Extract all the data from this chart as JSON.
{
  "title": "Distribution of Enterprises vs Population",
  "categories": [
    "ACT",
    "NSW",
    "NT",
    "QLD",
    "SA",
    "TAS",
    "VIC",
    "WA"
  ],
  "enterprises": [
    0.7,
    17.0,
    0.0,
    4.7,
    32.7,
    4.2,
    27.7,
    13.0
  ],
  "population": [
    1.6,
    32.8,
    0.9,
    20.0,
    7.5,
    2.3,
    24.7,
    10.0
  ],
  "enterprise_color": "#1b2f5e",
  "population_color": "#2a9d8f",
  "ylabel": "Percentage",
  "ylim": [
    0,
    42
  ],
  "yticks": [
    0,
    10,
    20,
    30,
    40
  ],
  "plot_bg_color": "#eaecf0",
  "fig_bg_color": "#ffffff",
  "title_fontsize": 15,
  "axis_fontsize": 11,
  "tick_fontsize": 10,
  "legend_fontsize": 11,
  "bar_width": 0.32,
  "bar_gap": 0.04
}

--

Each record above should be restated word for word.

Extract all the data from this chart as JSON.
{
  "title": "Distribution of Enterprises vs Population",
  "categories": [
    "ACT",
    "NSW",
    "NT",
    "QLD",
    "SA",
    "TAS",
    "VIC",
    "WA"
  ],
  "enterprises": [
    0.7,
    17.0,
    0.0,
    4.7,
    32.7,
    4.2,
    27.7,
    13.0
  ],
  "population": [
    1.6,
    32.8,
    0.9,
    20.0,
    7.5,
    2.3,
    24.7,
    10.0
  ],
  "enterprise_color": "#1b2f5e",
  "population_color": "#2a9d8f",
  "ylabel": "Percentage",
  "ylim": [
    0,
    42
  ],
  "yticks": [
    0,
    10,
    20,
    30,
    40
  ],
  "plot_bg_color": "#eaecf0",
  "fig_bg_color": "#ffffff",
  "title_fontsize": 15,
  "axis_fontsize": 11,
  "tick_fontsize": 10,
  "legend_fontsize": 11,
  "bar_width": 0.32,
  "bar_gap": 0.04
}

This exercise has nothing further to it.